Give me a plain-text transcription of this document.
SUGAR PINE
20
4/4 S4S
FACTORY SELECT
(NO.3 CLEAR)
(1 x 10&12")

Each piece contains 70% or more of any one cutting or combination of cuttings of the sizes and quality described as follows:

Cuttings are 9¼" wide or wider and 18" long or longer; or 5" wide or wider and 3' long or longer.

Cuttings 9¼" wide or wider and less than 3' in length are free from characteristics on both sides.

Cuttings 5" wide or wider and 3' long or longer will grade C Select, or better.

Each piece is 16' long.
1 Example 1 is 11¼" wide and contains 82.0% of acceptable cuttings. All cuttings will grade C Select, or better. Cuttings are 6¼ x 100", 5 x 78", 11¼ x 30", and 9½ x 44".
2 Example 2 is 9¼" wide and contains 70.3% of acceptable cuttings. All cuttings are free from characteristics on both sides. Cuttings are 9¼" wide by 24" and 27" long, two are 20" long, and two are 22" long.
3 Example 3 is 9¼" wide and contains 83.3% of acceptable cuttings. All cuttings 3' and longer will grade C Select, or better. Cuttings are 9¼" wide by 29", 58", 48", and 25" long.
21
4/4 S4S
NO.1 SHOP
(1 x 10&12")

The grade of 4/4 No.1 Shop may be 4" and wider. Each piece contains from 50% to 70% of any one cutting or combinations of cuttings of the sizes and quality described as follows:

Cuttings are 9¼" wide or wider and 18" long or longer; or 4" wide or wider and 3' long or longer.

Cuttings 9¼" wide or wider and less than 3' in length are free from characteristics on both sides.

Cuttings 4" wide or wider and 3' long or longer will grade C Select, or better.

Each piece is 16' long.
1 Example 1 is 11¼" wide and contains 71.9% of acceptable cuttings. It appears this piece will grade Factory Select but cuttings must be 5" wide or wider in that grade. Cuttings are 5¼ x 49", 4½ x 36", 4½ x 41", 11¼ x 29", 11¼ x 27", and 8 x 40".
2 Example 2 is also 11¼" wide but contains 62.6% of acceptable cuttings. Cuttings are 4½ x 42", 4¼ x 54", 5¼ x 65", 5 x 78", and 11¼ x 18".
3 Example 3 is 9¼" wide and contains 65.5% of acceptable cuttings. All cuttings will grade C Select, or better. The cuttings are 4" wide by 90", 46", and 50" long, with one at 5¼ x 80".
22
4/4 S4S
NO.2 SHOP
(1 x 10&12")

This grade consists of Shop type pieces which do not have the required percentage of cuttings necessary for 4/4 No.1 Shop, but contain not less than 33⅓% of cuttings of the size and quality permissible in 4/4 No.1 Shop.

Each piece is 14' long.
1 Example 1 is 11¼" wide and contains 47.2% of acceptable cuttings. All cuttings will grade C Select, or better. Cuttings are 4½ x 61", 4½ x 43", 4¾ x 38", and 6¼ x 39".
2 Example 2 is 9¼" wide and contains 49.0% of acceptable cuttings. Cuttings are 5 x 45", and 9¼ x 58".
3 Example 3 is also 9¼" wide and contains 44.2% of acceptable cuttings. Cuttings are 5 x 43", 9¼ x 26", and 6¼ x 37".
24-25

===============

◆ PROBLEM: All of the material above needs to be copied exactly.

◆ COMPLETE RESPONSE:
Give me a plain-text transcription of this document.
SUGAR PINE
20
4/4 S4S
FACTORY SELECT
(NO.3 CLEAR)
(1 x 10&12")

Each piece contains 70% or more of any one cutting or combination of cuttings of the sizes and quality described as follows:

Cuttings are 9¼" wide or wider and 18" long or longer; or 5" wide or wider and 3' long or longer.

Cuttings 9¼" wide or wider and less than 3' in length are free from characteristics on both sides.

Cuttings 5" wide or wider and 3' long or longer will grade C Select, or better.

Each piece is 16' long.
1 Example 1 is 11¼" wide and contains 82.0% of acceptable cuttings. All cuttings will grade C Select, or better. Cuttings are 6¼ x 100", 5 x 78", 11¼ x 30", and 9½ x 44".
2 Example 2 is 9¼" wide and contains 70.3% of acceptable cuttings. All cuttings are free from characteristics on both sides. Cuttings are 9¼" wide by 24" and 27" long, two are 20" long, and two are 22" long.
3 Example 3 is 9¼" wide and contains 83.3% of acceptable cuttings. All cuttings 3' and longer will grade C Select, or better. Cuttings are 9¼" wide by 29", 58", 48", and 25" long.
21
4/4 S4S
NO.1 SHOP
(1 x 10&12")

The grade of 4/4 No.1 Shop may be 4" and wider. Each piece contains from 50% to 70% of any one cutting or combinations of cuttings of the sizes and quality described as follows:

Cuttings are 9¼" wide or wider and 18" long or longer; or 4" wide or wider and 3' long or longer.

Cuttings 9¼" wide or wider and less than 3' in length are free from characteristics on both sides.

Cuttings 4" wide or wider and 3' long or longer will grade C Select, or better.

Each piece is 16' long.
1 Example 1 is 11¼" wide and contains 71.9% of acceptable cuttings. It appears this piece will grade Factory Select but cuttings must be 5" wide or wider in that grade. Cuttings are 5¼ x 49", 4½ x 36", 4½ x 41", 11¼ x 29", 11¼ x 27", and 8 x 40".
2 Example 2 is also 11¼" wide but contains 62.6% of acceptable cuttings. Cuttings are 4½ x 42", 4¼ x 54", 5¼ x 65", 5 x 78", and 11¼ x 18".
3 Example 3 is 9¼" wide and contains 65.5% of acceptable cuttings. All cuttings will grade C Select, or better. The cuttings are 4" wide by 90", 46", and 50" long, with one at 5¼ x 80".
22
4/4 S4S
NO.2 SHOP
(1 x 10&12")

This grade consists of Shop type pieces which do not have the required percentage of cuttings necessary for 4/4 No.1 Shop, but contain not less than 33⅓% of cuttings of the size and quality permissible in 4/4 No.1 Shop.

Each piece is 14' long.
1 Example 1 is 11¼" wide and contains 47.2% of acceptable cuttings. All cuttings will grade C Select, or better. Cuttings are 4½ x 61", 4½ x 43", 4¾ x 38", and 6¼ x 39".
2 Example 2 is 9¼" wide and contains 49.0% of acceptable cuttings. Cuttings are 5 x 45", and 9¼ x 58".
3 Example 3 is also 9¼" wide and contains 44.2% of acceptable cuttings. Cuttings are 5 x 43", 9¼ x 26", and 6¼ x 37".
24-25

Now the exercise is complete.